╭─ STORED RECORDS
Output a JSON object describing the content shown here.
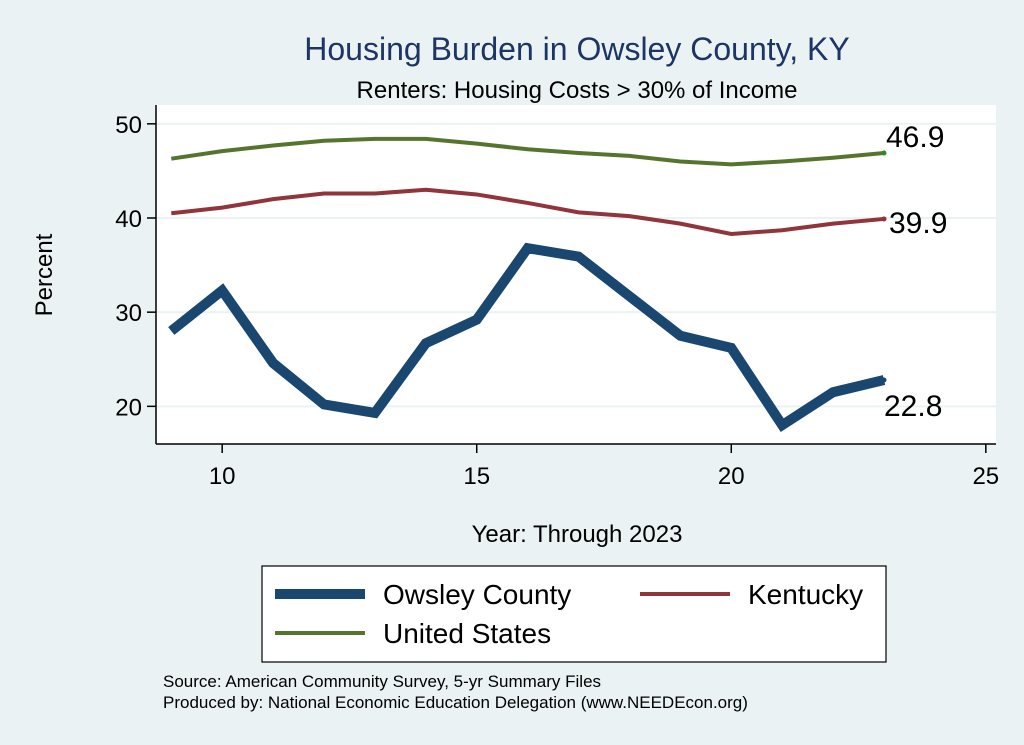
{
  "chart_data": {
    "type": "line",
    "title": "Housing Burden in Owsley County, KY",
    "subtitle": "Renters: Housing Costs > 30% of Income",
    "xlabel": "Year: Through 2023",
    "ylabel": "Percent",
    "xlim": [
      8.7,
      25.2
    ],
    "ylim": [
      16,
      52
    ],
    "xticks": [
      10,
      15,
      20,
      25
    ],
    "yticks": [
      20,
      30,
      40,
      50
    ],
    "grid": true,
    "legend_position": "bottom",
    "x": [
      9,
      10,
      11,
      12,
      13,
      14,
      15,
      16,
      17,
      18,
      19,
      20,
      21,
      22,
      23
    ],
    "series": [
      {
        "name": "Owsley County",
        "color": "#1a476f",
        "values": [
          28.0,
          32.3,
          24.6,
          20.2,
          19.3,
          26.7,
          29.2,
          36.8,
          35.9,
          31.7,
          27.5,
          26.2,
          18.0,
          21.5,
          22.8
        ],
        "end_label": "22.8"
      },
      {
        "name": "Kentucky",
        "color": "#90353b",
        "values": [
          40.5,
          41.1,
          42.0,
          42.6,
          42.6,
          43.0,
          42.5,
          41.6,
          40.6,
          40.2,
          39.4,
          38.3,
          38.7,
          39.4,
          39.9
        ],
        "end_label": "39.9"
      },
      {
        "name": "United States",
        "color": "#55752f",
        "values": [
          46.3,
          47.1,
          47.7,
          48.2,
          48.4,
          48.4,
          47.9,
          47.3,
          46.9,
          46.6,
          46.0,
          45.7,
          46.0,
          46.4,
          46.9
        ],
        "end_label": "46.9"
      }
    ],
    "notes": [
      "Source: American Community Survey, 5-yr Summary Files",
      "Produced by: National Economic Education Delegation (www.NEEDEcon.org)"
    ]
  }
}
╰─
DIRECTIONS →
Go through the entries above and output them exactly, without pictures.

EXERCISE RESULT →
Output a JSON object describing the content shown here.
{
  "chart_data": {
    "type": "line",
    "title": "Housing Burden in Owsley County, KY",
    "subtitle": "Renters: Housing Costs > 30% of Income",
    "xlabel": "Year: Through 2023",
    "ylabel": "Percent",
    "xlim": [
      8.7,
      25.2
    ],
    "ylim": [
      16,
      52
    ],
    "xticks": [
      10,
      15,
      20,
      25
    ],
    "yticks": [
      20,
      30,
      40,
      50
    ],
    "grid": true,
    "legend_position": "bottom",
    "x": [
      9,
      10,
      11,
      12,
      13,
      14,
      15,
      16,
      17,
      18,
      19,
      20,
      21,
      22,
      23
    ],
    "series": [
      {
        "name": "Owsley County",
        "color": "#1a476f",
        "values": [
          28.0,
          32.3,
          24.6,
          20.2,
          19.3,
          26.7,
          29.2,
          36.8,
          35.9,
          31.7,
          27.5,
          26.2,
          18.0,
          21.5,
          22.8
        ],
        "end_label": "22.8"
      },
      {
        "name": "Kentucky",
        "color": "#90353b",
        "values": [
          40.5,
          41.1,
          42.0,
          42.6,
          42.6,
          43.0,
          42.5,
          41.6,
          40.6,
          40.2,
          39.4,
          38.3,
          38.7,
          39.4,
          39.9
        ],
        "end_label": "39.9"
      },
      {
        "name": "United States",
        "color": "#55752f",
        "values": [
          46.3,
          47.1,
          47.7,
          48.2,
          48.4,
          48.4,
          47.9,
          47.3,
          46.9,
          46.6,
          46.0,
          45.7,
          46.0,
          46.4,
          46.9
        ],
        "end_label": "46.9"
      }
    ],
    "notes": [
      "Source: American Community Survey, 5-yr Summary Files",
      "Produced by: National Economic Education Delegation (www.NEEDEcon.org)"
    ]
  }
}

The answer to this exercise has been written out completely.